→ **THE TASK**
Return the records, each one exactly as written.

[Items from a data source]
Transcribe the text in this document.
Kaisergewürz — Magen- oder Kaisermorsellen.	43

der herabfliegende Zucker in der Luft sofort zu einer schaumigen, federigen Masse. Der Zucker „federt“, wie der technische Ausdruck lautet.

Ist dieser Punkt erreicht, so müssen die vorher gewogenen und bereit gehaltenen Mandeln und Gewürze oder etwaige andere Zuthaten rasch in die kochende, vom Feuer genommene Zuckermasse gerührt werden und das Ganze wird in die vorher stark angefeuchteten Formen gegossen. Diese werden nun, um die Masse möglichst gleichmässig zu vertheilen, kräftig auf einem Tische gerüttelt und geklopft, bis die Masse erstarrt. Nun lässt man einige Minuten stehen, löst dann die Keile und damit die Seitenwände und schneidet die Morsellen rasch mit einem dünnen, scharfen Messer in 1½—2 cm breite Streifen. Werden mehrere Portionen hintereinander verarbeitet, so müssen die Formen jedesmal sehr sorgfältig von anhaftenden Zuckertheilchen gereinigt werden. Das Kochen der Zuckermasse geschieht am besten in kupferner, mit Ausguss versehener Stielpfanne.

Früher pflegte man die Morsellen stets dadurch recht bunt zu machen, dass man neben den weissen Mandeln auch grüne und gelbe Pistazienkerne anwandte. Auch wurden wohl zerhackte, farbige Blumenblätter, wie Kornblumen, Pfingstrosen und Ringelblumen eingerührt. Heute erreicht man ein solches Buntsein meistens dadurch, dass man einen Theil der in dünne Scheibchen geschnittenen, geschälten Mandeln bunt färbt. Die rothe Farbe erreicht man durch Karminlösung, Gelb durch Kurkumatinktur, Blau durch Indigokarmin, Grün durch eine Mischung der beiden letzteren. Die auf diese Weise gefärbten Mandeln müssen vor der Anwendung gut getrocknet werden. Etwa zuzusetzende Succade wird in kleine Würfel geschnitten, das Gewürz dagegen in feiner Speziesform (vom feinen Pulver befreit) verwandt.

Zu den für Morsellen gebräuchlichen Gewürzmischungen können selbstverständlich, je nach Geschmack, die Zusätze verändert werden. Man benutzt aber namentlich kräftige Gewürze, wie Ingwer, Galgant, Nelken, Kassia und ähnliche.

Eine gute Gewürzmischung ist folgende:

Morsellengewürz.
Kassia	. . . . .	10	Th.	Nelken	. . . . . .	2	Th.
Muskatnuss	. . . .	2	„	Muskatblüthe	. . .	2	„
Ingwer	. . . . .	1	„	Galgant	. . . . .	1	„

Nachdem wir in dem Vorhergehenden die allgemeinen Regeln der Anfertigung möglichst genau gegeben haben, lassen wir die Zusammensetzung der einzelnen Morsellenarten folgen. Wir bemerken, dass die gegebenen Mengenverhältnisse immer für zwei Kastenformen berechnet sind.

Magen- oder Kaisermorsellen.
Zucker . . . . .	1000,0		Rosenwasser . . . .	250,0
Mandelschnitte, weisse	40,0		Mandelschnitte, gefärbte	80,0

→ **REPLY TO THE TASK**
Transcribe the text in this document.
Kaisergewürz — Magen- oder Kaisermorsellen.	43

der herabfliegende Zucker in der Luft sofort zu einer schaumigen, federigen Masse. Der Zucker „federt“, wie der technische Ausdruck lautet.

Ist dieser Punkt erreicht, so müssen die vorher gewogenen und bereit gehaltenen Mandeln und Gewürze oder etwaige andere Zuthaten rasch in die kochende, vom Feuer genommene Zuckermasse gerührt werden und das Ganze wird in die vorher stark angefeuchteten Formen gegossen. Diese werden nun, um die Masse möglichst gleichmässig zu vertheilen, kräftig auf einem Tische gerüttelt und geklopft, bis die Masse erstarrt. Nun lässt man einige Minuten stehen, löst dann die Keile und damit die Seitenwände und schneidet die Morsellen rasch mit einem dünnen, scharfen Messer in 1½—2 cm breite Streifen. Werden mehrere Portionen hintereinander verarbeitet, so müssen die Formen jedesmal sehr sorgfältig von anhaftenden Zuckertheilchen gereinigt werden. Das Kochen der Zuckermasse geschieht am besten in kupferner, mit Ausguss versehener Stielpfanne.

Früher pflegte man die Morsellen stets dadurch recht bunt zu machen, dass man neben den weissen Mandeln auch grüne und gelbe Pistazienkerne anwandte. Auch wurden wohl zerhackte, farbige Blumenblätter, wie Kornblumen, Pfingstrosen und Ringelblumen eingerührt. Heute erreicht man ein solches Buntsein meistens dadurch, dass man einen Theil der in dünne Scheibchen geschnittenen, geschälten Mandeln bunt färbt. Die rothe Farbe erreicht man durch Karminlösung, Gelb durch Kurkumatinktur, Blau durch Indigokarmin, Grün durch eine Mischung der beiden letzteren. Die auf diese Weise gefärbten Mandeln müssen vor der Anwendung gut getrocknet werden. Etwa zuzusetzende Succade wird in kleine Würfel geschnitten, das Gewürz dagegen in feiner Speziesform (vom feinen Pulver befreit) verwandt.

Zu den für Morsellen gebräuchlichen Gewürzmischungen können selbstverständlich, je nach Geschmack, die Zusätze verändert werden. Man benutzt aber namentlich kräftige Gewürze, wie Ingwer, Galgant, Nelken, Kassia und ähnliche.

Eine gute Gewürzmischung ist folgende:

Morsellengewürz.
Kassia	. . . . .	10	Th.	Nelken	. . . . . .	2	Th.
Muskatnuss	. . . .	2	„	Muskatblüthe	. . .	2	„
Ingwer	. . . . .	1	„	Galgant	. . . . .	1	„

Nachdem wir in dem Vorhergehenden die allgemeinen Regeln der Anfertigung möglichst genau gegeben haben, lassen wir die Zusammensetzung der einzelnen Morsellenarten folgen. Wir bemerken, dass die gegebenen Mengenverhältnisse immer für zwei Kastenformen berechnet sind.

Magen- oder Kaisermorsellen.
Zucker . . . . .	1000,0		Rosenwasser . . . .	250,0
Mandelschnitte, weisse	40,0		Mandelschnitte, gefärbte	80,0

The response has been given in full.